The exercise:
Transcribe the listing word for word.

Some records

────────

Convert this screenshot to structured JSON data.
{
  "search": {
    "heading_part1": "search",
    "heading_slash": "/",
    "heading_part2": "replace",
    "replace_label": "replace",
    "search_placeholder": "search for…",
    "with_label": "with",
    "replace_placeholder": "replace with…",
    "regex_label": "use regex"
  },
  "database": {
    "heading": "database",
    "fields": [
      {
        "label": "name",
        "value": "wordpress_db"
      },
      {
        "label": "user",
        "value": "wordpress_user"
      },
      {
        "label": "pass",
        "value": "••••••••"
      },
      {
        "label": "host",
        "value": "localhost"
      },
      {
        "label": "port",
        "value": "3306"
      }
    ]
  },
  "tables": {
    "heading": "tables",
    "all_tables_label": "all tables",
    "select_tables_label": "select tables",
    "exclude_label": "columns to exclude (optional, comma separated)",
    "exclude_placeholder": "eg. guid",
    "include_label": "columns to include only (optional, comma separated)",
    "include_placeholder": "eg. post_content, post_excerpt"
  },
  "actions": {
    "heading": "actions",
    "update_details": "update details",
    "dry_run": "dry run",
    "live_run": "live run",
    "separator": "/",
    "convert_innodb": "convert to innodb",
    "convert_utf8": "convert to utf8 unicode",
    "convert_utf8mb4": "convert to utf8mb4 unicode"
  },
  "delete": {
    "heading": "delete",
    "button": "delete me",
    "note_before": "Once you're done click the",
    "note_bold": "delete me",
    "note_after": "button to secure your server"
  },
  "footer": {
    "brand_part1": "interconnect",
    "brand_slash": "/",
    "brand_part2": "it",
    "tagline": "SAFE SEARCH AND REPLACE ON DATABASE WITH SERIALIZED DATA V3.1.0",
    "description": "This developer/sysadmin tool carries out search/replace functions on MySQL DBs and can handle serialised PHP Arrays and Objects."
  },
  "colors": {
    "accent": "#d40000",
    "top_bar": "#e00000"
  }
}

────────

Response:
Convert this screenshot to structured JSON data.
{
  "search": {
    "heading_part1": "search",
    "heading_slash": "/",
    "heading_part2": "replace",
    "replace_label": "replace",
    "search_placeholder": "search for…",
    "with_label": "with",
    "replace_placeholder": "replace with…",
    "regex_label": "use regex"
  },
  "database": {
    "heading": "database",
    "fields": [
      {
        "label": "name",
        "value": "wordpress_db"
      },
      {
        "label": "user",
        "value": "wordpress_user"
      },
      {
        "label": "pass",
        "value": "••••••••"
      },
      {
        "label": "host",
        "value": "localhost"
      },
      {
        "label": "port",
        "value": "3306"
      }
    ]
  },
  "tables": {
    "heading": "tables",
    "all_tables_label": "all tables",
    "select_tables_label": "select tables",
    "exclude_label": "columns to exclude (optional, comma separated)",
    "exclude_placeholder": "eg. guid",
    "include_label": "columns to include only (optional, comma separated)",
    "include_placeholder": "eg. post_content, post_excerpt"
  },
  "actions": {
    "heading": "actions",
    "update_details": "update details",
    "dry_run": "dry run",
    "live_run": "live run",
    "separator": "/",
    "convert_innodb": "convert to innodb",
    "convert_utf8": "convert to utf8 unicode",
    "convert_utf8mb4": "convert to utf8mb4 unicode"
  },
  "delete": {
    "heading": "delete",
    "button": "delete me",
    "note_before": "Once you're done click the",
    "note_bold": "delete me",
    "note_after": "button to secure your server"
  },
  "footer": {
    "brand_part1": "interconnect",
    "brand_slash": "/",
    "brand_part2": "it",
    "tagline": "SAFE SEARCH AND REPLACE ON DATABASE WITH SERIALIZED DATA V3.1.0",
    "description": "This developer/sysadmin tool carries out search/replace functions on MySQL DBs and can handle serialised PHP Arrays and Objects."
  },
  "colors": {
    "accent": "#d40000",
    "top_bar": "#e00000"
  }
}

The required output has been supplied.